### [Requirement]
Among the lines of this listing, determine how many contain the string "Hostname". Answer with the number only.

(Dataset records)
--- START ---

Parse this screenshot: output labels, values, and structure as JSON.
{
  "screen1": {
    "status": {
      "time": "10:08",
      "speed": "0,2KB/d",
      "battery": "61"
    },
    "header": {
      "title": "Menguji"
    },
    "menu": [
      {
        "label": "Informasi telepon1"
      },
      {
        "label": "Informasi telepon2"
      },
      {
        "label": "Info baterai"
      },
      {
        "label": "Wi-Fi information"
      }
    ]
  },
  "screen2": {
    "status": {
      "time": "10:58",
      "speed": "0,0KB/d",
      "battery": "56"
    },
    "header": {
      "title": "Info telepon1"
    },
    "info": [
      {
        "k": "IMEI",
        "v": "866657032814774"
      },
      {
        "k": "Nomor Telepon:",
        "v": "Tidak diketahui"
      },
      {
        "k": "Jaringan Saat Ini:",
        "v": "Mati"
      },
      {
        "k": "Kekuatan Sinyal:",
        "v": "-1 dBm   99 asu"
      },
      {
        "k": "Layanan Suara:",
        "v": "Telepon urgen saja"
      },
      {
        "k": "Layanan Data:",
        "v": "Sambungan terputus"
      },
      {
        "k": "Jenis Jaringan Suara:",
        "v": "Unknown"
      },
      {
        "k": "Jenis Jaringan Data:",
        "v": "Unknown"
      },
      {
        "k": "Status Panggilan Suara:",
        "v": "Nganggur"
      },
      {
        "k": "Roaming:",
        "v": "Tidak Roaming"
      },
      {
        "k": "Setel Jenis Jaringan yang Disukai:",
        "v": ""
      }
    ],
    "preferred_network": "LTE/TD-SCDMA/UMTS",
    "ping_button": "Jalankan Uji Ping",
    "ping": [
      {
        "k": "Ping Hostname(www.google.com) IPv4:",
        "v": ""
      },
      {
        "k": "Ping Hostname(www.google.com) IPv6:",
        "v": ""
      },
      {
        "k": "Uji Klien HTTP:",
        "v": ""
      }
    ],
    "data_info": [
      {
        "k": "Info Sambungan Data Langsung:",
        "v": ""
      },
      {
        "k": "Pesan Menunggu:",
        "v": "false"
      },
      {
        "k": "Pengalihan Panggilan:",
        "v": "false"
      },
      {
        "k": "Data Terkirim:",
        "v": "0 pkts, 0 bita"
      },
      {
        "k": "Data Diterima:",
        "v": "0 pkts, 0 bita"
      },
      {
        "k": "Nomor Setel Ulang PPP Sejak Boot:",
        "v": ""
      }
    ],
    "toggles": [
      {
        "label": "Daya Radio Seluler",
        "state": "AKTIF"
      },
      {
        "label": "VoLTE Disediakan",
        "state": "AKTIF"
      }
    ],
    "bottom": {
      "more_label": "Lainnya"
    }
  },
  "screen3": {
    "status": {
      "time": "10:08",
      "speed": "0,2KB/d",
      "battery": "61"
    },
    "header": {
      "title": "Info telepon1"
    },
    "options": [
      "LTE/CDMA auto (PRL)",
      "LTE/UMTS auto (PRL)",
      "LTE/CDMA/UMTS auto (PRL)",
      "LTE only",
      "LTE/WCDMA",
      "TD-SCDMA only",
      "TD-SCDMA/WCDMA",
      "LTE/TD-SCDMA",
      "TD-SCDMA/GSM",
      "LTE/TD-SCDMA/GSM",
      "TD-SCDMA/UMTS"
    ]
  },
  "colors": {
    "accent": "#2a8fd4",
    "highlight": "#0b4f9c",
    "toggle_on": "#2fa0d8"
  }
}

--- END ---

### [Right answer]
2